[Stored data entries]
━━━━━━

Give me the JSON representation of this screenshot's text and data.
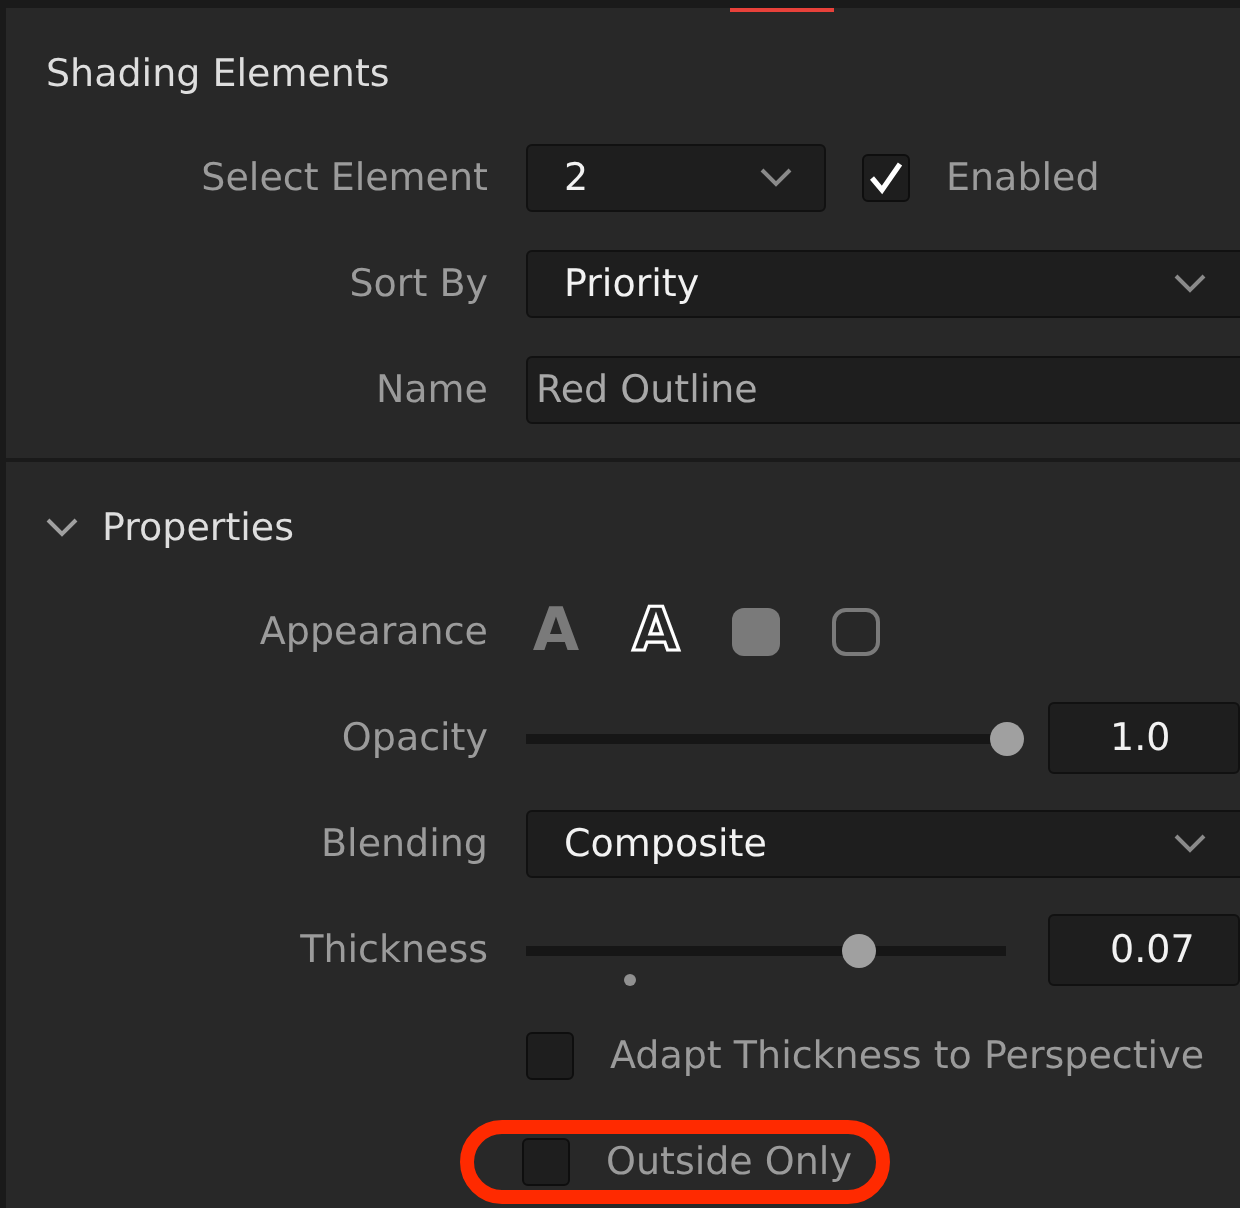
{
  "sections": [
    {
      "title": "Shading Elements",
      "rows": [
        {
          "kind": "dropdown",
          "label": "Select Element",
          "value": "2",
          "narrow": true,
          "check": {
            "label": "Enabled",
            "checked": true
          }
        },
        {
          "kind": "dropdown",
          "label": "Sort By",
          "value": "Priority",
          "narrow": false
        },
        {
          "kind": "text",
          "label": "Name",
          "value": "Red Outline"
        }
      ]
    },
    {
      "title": "Properties",
      "expanded": true,
      "rows": [
        {
          "kind": "appearance",
          "label": "Appearance",
          "options": [
            {
              "kind": "letter-solid",
              "glyph": "A",
              "selected": false
            },
            {
              "kind": "letter-outline",
              "glyph": "A",
              "selected": true
            },
            {
              "kind": "square-solid",
              "selected": false
            },
            {
              "kind": "square-outline",
              "selected": false
            }
          ]
        },
        {
          "kind": "slider",
          "label": "Opacity",
          "level": 1.0,
          "reading": "1.0",
          "default_mark": false
        },
        {
          "kind": "dropdown",
          "label": "Blending",
          "value": "Composite",
          "narrow": false
        },
        {
          "kind": "slider",
          "label": "Thickness",
          "level": 0.69,
          "reading": "0.07",
          "default_mark": true
        },
        {
          "kind": "checkbox",
          "label": "Adapt Thickness to Perspective",
          "checked": false,
          "highlighted": false
        },
        {
          "kind": "checkbox",
          "label": "Outside Only",
          "checked": false,
          "highlighted": true
        }
      ]
    }
  ]
}
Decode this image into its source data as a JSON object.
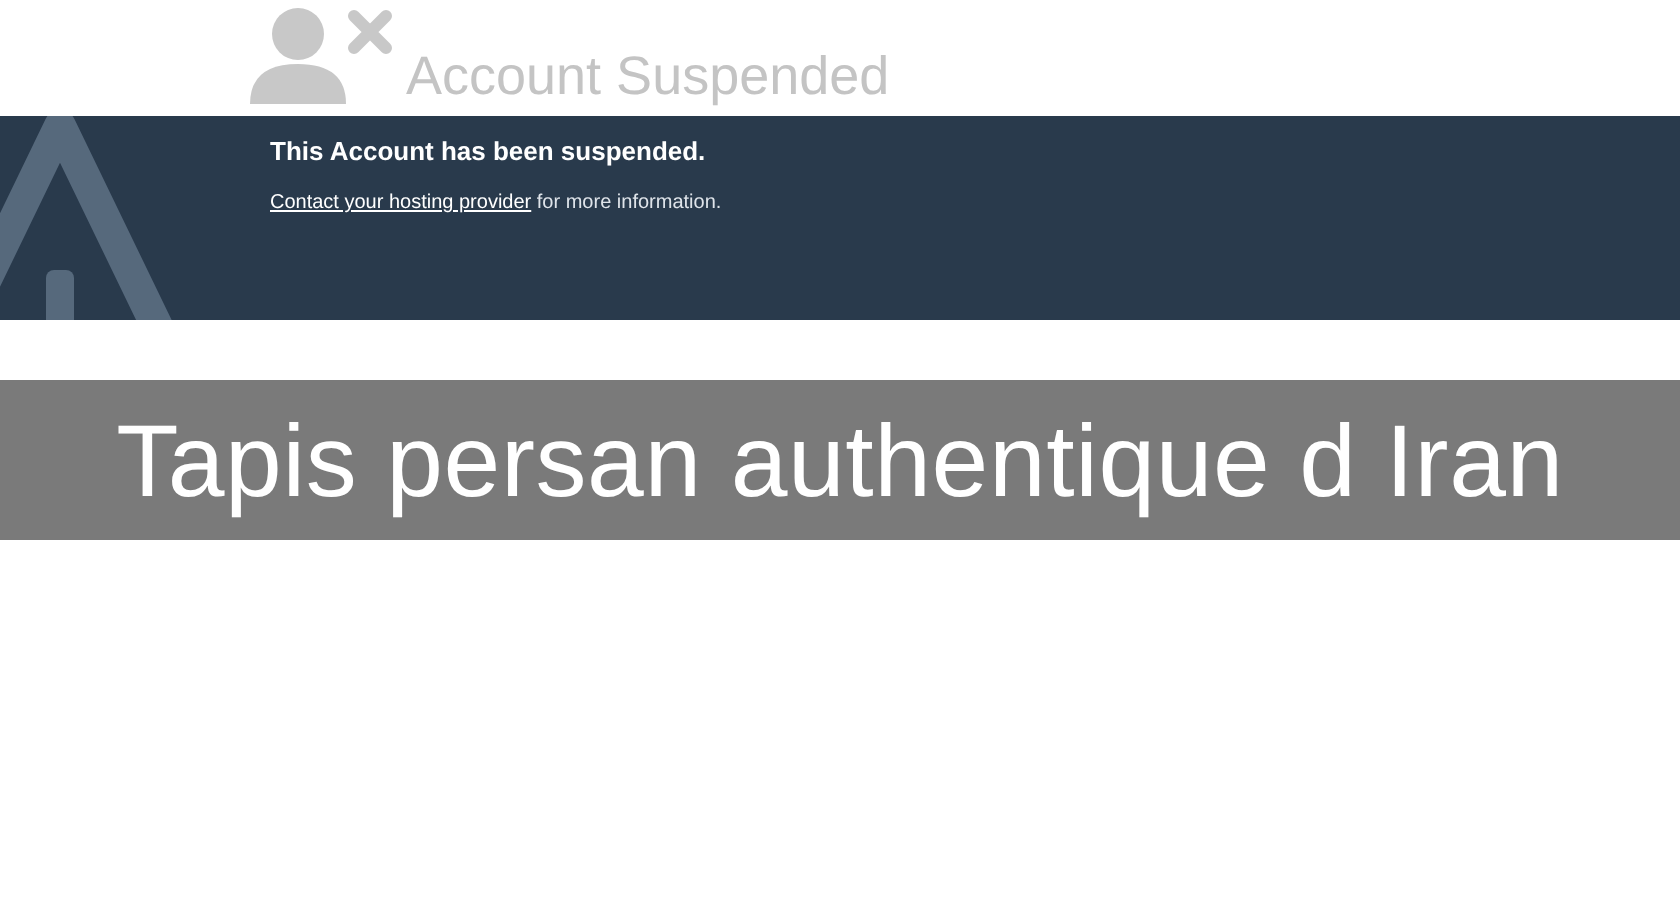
{
  "header": {
    "title": "Account Suspended"
  },
  "notice": {
    "heading": "This Account has been suspended.",
    "link": "Contact your hosting provider",
    "text": " for more information."
  },
  "caption": {
    "title": "Tapis persan authentique d Iran"
  }
}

━━━━━━

= Problem to solve =
Write out, please, the lines of the listing above from the one with "Decode this image" through the very last, exactly as given and with no pictures.

= Result of the task =
Decode this image into its source data as a JSON object.
{
  "header": {
    "title": "Account Suspended"
  },
  "notice": {
    "heading": "This Account has been suspended.",
    "link": "Contact your hosting provider",
    "text": " for more information."
  },
  "caption": {
    "title": "Tapis persan authentique d Iran"
  }
}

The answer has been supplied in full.